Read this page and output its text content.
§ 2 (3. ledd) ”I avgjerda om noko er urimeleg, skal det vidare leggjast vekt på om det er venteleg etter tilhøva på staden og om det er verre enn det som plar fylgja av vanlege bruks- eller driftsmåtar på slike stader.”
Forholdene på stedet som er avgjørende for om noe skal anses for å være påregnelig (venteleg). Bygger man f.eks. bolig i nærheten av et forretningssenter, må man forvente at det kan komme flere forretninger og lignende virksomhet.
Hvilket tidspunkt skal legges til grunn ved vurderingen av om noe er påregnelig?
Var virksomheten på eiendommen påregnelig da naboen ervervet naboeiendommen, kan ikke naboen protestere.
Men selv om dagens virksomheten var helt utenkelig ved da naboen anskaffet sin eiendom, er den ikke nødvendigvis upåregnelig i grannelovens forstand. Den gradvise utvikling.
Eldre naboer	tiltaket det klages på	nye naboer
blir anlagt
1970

* * * * *

Retype all of the material above with every character intact.

▶ **Result below**
Read this page and output its text content.
§ 2 (3. ledd) ”I avgjerda om noko er urimeleg, skal det vidare leggjast vekt på om det er venteleg etter tilhøva på staden og om det er verre enn det som plar fylgja av vanlege bruks- eller driftsmåtar på slike stader.”
Forholdene på stedet som er avgjørende for om noe skal anses for å være påregnelig (venteleg). Bygger man f.eks. bolig i nærheten av et forretningssenter, må man forvente at det kan komme flere forretninger og lignende virksomhet.
Hvilket tidspunkt skal legges til grunn ved vurderingen av om noe er påregnelig?
Var virksomheten på eiendommen påregnelig da naboen ervervet naboeiendommen, kan ikke naboen protestere.
Men selv om dagens virksomheten var helt utenkelig ved da naboen anskaffet sin eiendom, er den ikke nødvendigvis upåregnelig i grannelovens forstand. Den gradvise utvikling.
Eldre naboer	tiltaket det klages på	nye naboer
blir anlagt
1970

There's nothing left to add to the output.